**SET TASK:** Show all lines from the data that include the word "icon".

>> start

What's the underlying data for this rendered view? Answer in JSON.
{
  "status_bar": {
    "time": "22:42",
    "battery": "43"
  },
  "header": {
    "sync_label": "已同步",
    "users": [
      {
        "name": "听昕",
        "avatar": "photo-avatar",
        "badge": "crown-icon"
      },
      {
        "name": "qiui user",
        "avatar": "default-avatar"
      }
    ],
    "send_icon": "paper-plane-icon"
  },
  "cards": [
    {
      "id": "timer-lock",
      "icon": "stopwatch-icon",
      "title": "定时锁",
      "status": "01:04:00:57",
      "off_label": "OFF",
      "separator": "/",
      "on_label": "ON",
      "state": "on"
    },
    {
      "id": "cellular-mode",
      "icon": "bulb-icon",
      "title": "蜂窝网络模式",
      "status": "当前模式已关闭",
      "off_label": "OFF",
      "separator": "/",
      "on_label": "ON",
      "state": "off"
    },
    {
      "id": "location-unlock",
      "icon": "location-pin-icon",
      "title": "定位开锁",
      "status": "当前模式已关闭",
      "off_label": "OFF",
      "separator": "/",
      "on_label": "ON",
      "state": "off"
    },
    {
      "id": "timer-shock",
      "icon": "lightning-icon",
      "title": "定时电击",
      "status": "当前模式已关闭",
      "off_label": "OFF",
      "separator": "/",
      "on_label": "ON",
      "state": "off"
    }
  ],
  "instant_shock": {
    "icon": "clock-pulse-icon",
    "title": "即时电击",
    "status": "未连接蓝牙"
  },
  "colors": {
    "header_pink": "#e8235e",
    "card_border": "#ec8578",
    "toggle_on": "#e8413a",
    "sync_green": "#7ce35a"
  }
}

>> end

**SOLVED EXERCISE:**
        "badge": "crown-icon"
    "send_icon": "paper-plane-icon"
      "icon": "stopwatch-icon",
      "icon": "bulb-icon",
      "icon": "location-pin-icon",
      "icon": "lightning-icon",
    "icon": "clock-pulse-icon",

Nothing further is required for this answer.